(Saved data entries)
------------------------------------------------------------------------

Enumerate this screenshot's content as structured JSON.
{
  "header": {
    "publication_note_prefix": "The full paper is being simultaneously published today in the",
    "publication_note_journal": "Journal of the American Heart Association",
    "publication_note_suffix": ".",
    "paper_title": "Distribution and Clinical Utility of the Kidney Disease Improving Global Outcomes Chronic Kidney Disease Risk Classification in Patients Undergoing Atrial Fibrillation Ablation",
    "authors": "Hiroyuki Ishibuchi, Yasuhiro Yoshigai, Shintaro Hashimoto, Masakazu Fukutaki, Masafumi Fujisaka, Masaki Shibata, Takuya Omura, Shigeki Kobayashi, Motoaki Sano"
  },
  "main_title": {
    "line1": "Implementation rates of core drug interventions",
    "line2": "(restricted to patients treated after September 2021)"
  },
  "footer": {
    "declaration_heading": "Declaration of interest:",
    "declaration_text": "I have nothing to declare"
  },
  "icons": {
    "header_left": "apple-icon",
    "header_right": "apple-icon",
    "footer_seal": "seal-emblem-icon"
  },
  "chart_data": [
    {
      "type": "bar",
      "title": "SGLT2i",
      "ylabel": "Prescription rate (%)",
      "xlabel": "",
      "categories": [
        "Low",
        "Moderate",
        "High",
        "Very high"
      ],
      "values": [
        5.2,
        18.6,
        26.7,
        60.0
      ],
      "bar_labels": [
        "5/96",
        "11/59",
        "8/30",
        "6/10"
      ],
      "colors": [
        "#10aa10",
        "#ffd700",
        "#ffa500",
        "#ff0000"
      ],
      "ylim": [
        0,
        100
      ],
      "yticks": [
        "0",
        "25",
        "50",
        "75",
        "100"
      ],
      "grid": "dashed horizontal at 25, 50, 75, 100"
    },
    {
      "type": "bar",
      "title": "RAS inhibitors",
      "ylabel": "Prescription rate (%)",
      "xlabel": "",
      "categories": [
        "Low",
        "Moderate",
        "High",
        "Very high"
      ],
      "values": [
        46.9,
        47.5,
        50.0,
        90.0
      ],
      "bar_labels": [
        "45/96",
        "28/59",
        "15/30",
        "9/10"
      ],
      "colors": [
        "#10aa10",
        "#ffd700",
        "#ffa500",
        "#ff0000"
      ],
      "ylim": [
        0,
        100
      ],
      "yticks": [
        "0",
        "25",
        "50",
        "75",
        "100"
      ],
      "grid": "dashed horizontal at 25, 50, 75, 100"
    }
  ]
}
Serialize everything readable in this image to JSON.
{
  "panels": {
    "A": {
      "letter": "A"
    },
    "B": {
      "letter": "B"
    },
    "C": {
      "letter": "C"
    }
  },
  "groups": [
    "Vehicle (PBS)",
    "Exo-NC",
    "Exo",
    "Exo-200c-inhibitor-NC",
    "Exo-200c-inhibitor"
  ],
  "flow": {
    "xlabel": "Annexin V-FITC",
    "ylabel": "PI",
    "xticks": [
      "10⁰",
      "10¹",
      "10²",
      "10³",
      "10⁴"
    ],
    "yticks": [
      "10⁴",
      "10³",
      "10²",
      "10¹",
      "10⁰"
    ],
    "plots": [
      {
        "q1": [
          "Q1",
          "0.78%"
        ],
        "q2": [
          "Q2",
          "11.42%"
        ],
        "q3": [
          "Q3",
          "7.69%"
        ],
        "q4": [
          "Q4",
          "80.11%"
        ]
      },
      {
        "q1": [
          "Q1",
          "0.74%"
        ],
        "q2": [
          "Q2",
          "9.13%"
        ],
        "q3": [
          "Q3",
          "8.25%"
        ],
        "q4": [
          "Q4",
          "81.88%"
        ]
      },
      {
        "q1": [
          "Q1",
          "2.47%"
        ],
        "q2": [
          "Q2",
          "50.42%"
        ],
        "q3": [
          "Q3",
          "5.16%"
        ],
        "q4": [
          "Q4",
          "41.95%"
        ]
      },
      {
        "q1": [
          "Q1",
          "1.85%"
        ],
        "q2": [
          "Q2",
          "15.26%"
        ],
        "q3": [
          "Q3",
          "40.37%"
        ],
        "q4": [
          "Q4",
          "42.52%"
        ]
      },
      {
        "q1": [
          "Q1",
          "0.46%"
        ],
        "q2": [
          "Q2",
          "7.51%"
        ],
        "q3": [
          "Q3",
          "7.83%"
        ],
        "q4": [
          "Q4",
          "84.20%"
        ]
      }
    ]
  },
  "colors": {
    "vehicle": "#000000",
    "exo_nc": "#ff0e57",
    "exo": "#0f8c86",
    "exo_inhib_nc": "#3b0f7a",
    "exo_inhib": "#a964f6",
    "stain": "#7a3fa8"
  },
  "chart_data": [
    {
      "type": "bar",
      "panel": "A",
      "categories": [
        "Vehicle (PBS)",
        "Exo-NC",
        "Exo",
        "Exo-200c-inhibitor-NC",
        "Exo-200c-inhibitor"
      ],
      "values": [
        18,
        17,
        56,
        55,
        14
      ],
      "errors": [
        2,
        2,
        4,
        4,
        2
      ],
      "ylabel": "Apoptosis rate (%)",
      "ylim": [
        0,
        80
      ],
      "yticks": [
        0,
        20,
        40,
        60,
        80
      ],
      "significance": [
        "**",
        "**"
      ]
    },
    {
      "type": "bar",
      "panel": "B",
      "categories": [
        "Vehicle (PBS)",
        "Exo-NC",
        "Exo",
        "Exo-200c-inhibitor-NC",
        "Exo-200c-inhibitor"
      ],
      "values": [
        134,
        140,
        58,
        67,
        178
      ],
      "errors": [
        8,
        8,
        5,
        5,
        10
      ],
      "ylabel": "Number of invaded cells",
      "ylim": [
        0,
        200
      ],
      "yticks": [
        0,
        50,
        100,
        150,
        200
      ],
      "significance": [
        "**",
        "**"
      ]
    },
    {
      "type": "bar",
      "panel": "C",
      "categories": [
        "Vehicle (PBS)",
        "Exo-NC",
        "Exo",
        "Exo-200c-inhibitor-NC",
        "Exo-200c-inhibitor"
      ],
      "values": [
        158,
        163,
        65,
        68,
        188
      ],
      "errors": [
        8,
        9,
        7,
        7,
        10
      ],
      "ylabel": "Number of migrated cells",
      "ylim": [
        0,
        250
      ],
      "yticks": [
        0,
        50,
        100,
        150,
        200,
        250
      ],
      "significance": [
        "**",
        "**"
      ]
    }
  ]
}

------------------------------------------------------------------------

» **WHAT THE TASK ASKS**:
The number of lines in the data that hold "ylabel" is all that should be given.

» **SOLUTION TO THIS EXERCISE**:
6